[Collected data]
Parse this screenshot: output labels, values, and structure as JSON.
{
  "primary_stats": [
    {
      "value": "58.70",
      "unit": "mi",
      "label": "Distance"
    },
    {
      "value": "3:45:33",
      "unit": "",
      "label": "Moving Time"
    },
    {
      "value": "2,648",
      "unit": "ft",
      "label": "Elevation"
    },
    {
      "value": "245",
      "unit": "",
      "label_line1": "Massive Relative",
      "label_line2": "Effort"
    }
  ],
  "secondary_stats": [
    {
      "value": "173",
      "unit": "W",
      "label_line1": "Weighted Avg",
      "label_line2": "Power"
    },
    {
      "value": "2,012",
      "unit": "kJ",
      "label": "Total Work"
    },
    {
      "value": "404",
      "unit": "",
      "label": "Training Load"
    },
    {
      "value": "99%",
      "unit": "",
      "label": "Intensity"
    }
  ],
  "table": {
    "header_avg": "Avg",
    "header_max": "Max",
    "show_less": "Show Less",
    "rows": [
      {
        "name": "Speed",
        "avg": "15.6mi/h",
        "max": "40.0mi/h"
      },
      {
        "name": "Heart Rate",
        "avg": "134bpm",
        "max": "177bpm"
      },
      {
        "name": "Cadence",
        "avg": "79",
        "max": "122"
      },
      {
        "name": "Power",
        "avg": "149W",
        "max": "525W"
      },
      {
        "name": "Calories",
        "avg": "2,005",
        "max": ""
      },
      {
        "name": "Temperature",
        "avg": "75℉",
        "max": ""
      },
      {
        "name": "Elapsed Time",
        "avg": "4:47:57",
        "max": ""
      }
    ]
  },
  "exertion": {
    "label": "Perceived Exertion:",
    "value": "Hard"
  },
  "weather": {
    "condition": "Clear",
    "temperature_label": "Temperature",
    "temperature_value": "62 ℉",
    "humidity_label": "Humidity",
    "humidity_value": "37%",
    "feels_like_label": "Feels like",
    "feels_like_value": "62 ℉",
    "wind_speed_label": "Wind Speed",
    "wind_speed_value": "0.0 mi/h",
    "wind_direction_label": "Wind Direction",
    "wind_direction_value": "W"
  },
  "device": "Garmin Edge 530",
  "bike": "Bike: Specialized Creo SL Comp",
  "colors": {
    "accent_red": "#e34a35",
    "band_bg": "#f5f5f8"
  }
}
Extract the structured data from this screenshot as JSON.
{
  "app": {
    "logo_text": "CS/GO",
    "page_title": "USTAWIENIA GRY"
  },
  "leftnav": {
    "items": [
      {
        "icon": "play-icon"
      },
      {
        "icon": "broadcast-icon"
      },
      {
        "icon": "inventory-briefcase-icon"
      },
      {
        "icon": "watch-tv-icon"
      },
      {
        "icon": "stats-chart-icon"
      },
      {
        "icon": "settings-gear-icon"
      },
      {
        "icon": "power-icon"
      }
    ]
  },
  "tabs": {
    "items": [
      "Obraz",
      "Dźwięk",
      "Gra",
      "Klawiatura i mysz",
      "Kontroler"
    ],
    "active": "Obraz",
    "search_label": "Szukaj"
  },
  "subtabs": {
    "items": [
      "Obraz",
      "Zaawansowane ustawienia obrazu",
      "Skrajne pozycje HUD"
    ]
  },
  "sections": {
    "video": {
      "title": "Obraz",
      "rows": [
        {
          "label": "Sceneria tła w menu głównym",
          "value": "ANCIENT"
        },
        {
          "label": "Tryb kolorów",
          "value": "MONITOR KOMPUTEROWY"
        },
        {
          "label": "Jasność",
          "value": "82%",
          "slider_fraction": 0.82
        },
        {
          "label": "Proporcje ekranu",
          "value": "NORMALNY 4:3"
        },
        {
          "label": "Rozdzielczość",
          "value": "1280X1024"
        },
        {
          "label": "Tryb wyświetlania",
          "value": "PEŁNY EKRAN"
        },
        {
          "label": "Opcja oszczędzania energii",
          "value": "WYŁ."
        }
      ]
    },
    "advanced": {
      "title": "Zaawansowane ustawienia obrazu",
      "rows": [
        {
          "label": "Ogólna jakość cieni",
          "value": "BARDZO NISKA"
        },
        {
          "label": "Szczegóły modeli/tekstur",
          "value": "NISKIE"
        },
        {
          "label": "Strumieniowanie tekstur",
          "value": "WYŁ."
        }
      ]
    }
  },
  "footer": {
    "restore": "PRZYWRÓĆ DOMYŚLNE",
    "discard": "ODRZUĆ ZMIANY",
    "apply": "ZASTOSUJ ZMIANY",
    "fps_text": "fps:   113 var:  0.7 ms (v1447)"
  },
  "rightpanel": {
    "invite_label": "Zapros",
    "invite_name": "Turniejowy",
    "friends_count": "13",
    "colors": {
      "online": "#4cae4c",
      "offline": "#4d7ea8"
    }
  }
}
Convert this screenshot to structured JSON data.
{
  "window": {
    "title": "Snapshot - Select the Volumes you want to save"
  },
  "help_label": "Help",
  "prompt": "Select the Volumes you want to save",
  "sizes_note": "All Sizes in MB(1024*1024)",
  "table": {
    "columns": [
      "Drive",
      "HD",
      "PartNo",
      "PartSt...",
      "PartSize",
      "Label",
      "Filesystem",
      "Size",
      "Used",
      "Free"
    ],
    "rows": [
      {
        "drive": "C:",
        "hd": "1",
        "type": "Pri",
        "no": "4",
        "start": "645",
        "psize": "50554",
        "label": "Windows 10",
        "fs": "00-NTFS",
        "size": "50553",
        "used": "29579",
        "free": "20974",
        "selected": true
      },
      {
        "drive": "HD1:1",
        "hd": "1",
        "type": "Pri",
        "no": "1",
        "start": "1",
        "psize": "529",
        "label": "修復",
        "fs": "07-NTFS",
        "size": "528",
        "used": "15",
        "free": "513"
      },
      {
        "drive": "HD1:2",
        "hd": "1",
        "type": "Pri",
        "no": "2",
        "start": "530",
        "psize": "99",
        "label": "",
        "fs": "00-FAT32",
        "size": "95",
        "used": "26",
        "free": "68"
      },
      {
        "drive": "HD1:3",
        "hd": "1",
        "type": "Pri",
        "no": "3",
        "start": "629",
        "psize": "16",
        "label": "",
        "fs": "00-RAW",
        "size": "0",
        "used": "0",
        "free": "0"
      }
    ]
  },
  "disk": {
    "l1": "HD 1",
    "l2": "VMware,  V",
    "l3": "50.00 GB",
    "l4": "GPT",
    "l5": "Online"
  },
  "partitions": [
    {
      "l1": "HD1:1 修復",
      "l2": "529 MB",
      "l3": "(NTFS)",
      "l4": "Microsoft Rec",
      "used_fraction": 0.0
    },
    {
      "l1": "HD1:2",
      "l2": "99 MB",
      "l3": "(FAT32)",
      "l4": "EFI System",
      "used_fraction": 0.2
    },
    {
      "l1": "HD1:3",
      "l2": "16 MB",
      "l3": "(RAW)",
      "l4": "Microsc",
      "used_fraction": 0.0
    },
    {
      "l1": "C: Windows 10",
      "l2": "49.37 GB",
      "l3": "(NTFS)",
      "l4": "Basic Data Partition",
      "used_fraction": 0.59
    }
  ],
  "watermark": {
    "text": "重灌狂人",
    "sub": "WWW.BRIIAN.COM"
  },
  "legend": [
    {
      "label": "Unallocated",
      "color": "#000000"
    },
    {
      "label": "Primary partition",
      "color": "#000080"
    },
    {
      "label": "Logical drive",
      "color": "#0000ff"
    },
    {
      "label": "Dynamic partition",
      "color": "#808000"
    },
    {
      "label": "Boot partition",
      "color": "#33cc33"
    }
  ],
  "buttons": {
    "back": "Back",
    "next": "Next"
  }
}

▸ **THE EXERCISE**:
Your task is to extract all of the records exactly.

▸ **COMPLETE OUTPUT**:
Parse this screenshot: output labels, values, and structure as JSON.
{
  "primary_stats": [
    {
      "value": "58.70",
      "unit": "mi",
      "label": "Distance"
    },
    {
      "value": "3:45:33",
      "unit": "",
      "label": "Moving Time"
    },
    {
      "value": "2,648",
      "unit": "ft",
      "label": "Elevation"
    },
    {
      "value": "245",
      "unit": "",
      "label_line1": "Massive Relative",
      "label_line2": "Effort"
    }
  ],
  "secondary_stats": [
    {
      "value": "173",
      "unit": "W",
      "label_line1": "Weighted Avg",
      "label_line2": "Power"
    },
    {
      "value": "2,012",
      "unit": "kJ",
      "label": "Total Work"
    },
    {
      "value": "404",
      "unit": "",
      "label": "Training Load"
    },
    {
      "value": "99%",
      "unit": "",
      "label": "Intensity"
    }
  ],
  "table": {
    "header_avg": "Avg",
    "header_max": "Max",
    "show_less": "Show Less",
    "rows": [
      {
        "name": "Speed",
        "avg": "15.6mi/h",
        "max": "40.0mi/h"
      },
      {
        "name": "Heart Rate",
        "avg": "134bpm",
        "max": "177bpm"
      },
      {
        "name": "Cadence",
        "avg": "79",
        "max": "122"
      },
      {
        "name": "Power",
        "avg": "149W",
        "max": "525W"
      },
      {
        "name": "Calories",
        "avg": "2,005",
        "max": ""
      },
      {
        "name": "Temperature",
        "avg": "75℉",
        "max": ""
      },
      {
        "name": "Elapsed Time",
        "avg": "4:47:57",
        "max": ""
      }
    ]
  },
  "exertion": {
    "label": "Perceived Exertion:",
    "value": "Hard"
  },
  "weather": {
    "condition": "Clear",
    "temperature_label": "Temperature",
    "temperature_value": "62 ℉",
    "humidity_label": "Humidity",
    "humidity_value": "37%",
    "feels_like_label": "Feels like",
    "feels_like_value": "62 ℉",
    "wind_speed_label": "Wind Speed",
    "wind_speed_value": "0.0 mi/h",
    "wind_direction_label": "Wind Direction",
    "wind_direction_value": "W"
  },
  "device": "Garmin Edge 530",
  "bike": "Bike: Specialized Creo SL Comp",
  "colors": {
    "accent_red": "#e34a35",
    "band_bg": "#f5f5f8"
  }
}
Extract the structured data from this screenshot as JSON.
{
  "app": {
    "logo_text": "CS/GO",
    "page_title": "USTAWIENIA GRY"
  },
  "leftnav": {
    "items": [
      {
        "icon": "play-icon"
      },
      {
        "icon": "broadcast-icon"
      },
      {
        "icon": "inventory-briefcase-icon"
      },
      {
        "icon": "watch-tv-icon"
      },
      {
        "icon": "stats-chart-icon"
      },
      {
        "icon": "settings-gear-icon"
      },
      {
        "icon": "power-icon"
      }
    ]
  },
  "tabs": {
    "items": [
      "Obraz",
      "Dźwięk",
      "Gra",
      "Klawiatura i mysz",
      "Kontroler"
    ],
    "active": "Obraz",
    "search_label": "Szukaj"
  },
  "subtabs": {
    "items": [
      "Obraz",
      "Zaawansowane ustawienia obrazu",
      "Skrajne pozycje HUD"
    ]
  },
  "sections": {
    "video": {
      "title": "Obraz",
      "rows": [
        {
          "label": "Sceneria tła w menu głównym",
          "value": "ANCIENT"
        },
        {
          "label": "Tryb kolorów",
          "value": "MONITOR KOMPUTEROWY"
        },
        {
          "label": "Jasność",
          "value": "82%",
          "slider_fraction": 0.82
        },
        {
          "label": "Proporcje ekranu",
          "value": "NORMALNY 4:3"
        },
        {
          "label": "Rozdzielczość",
          "value": "1280X1024"
        },
        {
          "label": "Tryb wyświetlania",
          "value": "PEŁNY EKRAN"
        },
        {
          "label": "Opcja oszczędzania energii",
          "value": "WYŁ."
        }
      ]
    },
    "advanced": {
      "title": "Zaawansowane ustawienia obrazu",
      "rows": [
        {
          "label": "Ogólna jakość cieni",
          "value": "BARDZO NISKA"
        },
        {
          "label": "Szczegóły modeli/tekstur",
          "value": "NISKIE"
        },
        {
          "label": "Strumieniowanie tekstur",
          "value": "WYŁ."
        }
      ]
    }
  },
  "footer": {
    "restore": "PRZYWRÓĆ DOMYŚLNE",
    "discard": "ODRZUĆ ZMIANY",
    "apply": "ZASTOSUJ ZMIANY",
    "fps_text": "fps:   113 var:  0.7 ms (v1447)"
  },
  "rightpanel": {
    "invite_label": "Zapros",
    "invite_name": "Turniejowy",
    "friends_count": "13",
    "colors": {
      "online": "#4cae4c",
      "offline": "#4d7ea8"
    }
  }
}
Convert this screenshot to structured JSON data.
{
  "window": {
    "title": "Snapshot - Select the Volumes you want to save"
  },
  "help_label": "Help",
  "prompt": "Select the Volumes you want to save",
  "sizes_note": "All Sizes in MB(1024*1024)",
  "table": {
    "columns": [
      "Drive",
      "HD",
      "PartNo",
      "PartSt...",
      "PartSize",
      "Label",
      "Filesystem",
      "Size",
      "Used",
      "Free"
    ],
    "rows": [
      {
        "drive": "C:",
        "hd": "1",
        "type": "Pri",
        "no": "4",
        "start": "645",
        "psize": "50554",
        "label": "Windows 10",
        "fs": "00-NTFS",
        "size": "50553",
        "used": "29579",
        "free": "20974",
        "selected": true
      },
      {
        "drive": "HD1:1",
        "hd": "1",
        "type": "Pri",
        "no": "1",
        "start": "1",
        "psize": "529",
        "label": "修復",
        "fs": "07-NTFS",
        "size": "528",
        "used": "15",
        "free": "513"
      },
      {
        "drive": "HD1:2",
        "hd": "1",
        "type": "Pri",
        "no": "2",
        "start": "530",
        "psize": "99",
        "label": "",
        "fs": "00-FAT32",
        "size": "95",
        "used": "26",
        "free": "68"
      },
      {
        "drive": "HD1:3",
        "hd": "1",
        "type": "Pri",
        "no": "3",
        "start": "629",
        "psize": "16",
        "label": "",
        "fs": "00-RAW",
        "size": "0",
        "used": "0",
        "free": "0"
      }
    ]
  },
  "disk": {
    "l1": "HD 1",
    "l2": "VMware,  V",
    "l3": "50.00 GB",
    "l4": "GPT",
    "l5": "Online"
  },
  "partitions": [
    {
      "l1": "HD1:1 修復",
      "l2": "529 MB",
      "l3": "(NTFS)",
      "l4": "Microsoft Rec",
      "used_fraction": 0.0
    },
    {
      "l1": "HD1:2",
      "l2": "99 MB",
      "l3": "(FAT32)",
      "l4": "EFI System",
      "used_fraction": 0.2
    },
    {
      "l1": "HD1:3",
      "l2": "16 MB",
      "l3": "(RAW)",
      "l4": "Microsc",
      "used_fraction": 0.0
    },
    {
      "l1": "C: Windows 10",
      "l2": "49.37 GB",
      "l3": "(NTFS)",
      "l4": "Basic Data Partition",
      "used_fraction": 0.59
    }
  ],
  "watermark": {
    "text": "重灌狂人",
    "sub": "WWW.BRIIAN.COM"
  },
  "legend": [
    {
      "label": "Unallocated",
      "color": "#000000"
    },
    {
      "label": "Primary partition",
      "color": "#000080"
    },
    {
      "label": "Logical drive",
      "color": "#0000ff"
    },
    {
      "label": "Dynamic partition",
      "color": "#808000"
    },
    {
      "label": "Boot partition",
      "color": "#33cc33"
    }
  ],
  "buttons": {
    "back": "Back",
    "next": "Next"
  }
}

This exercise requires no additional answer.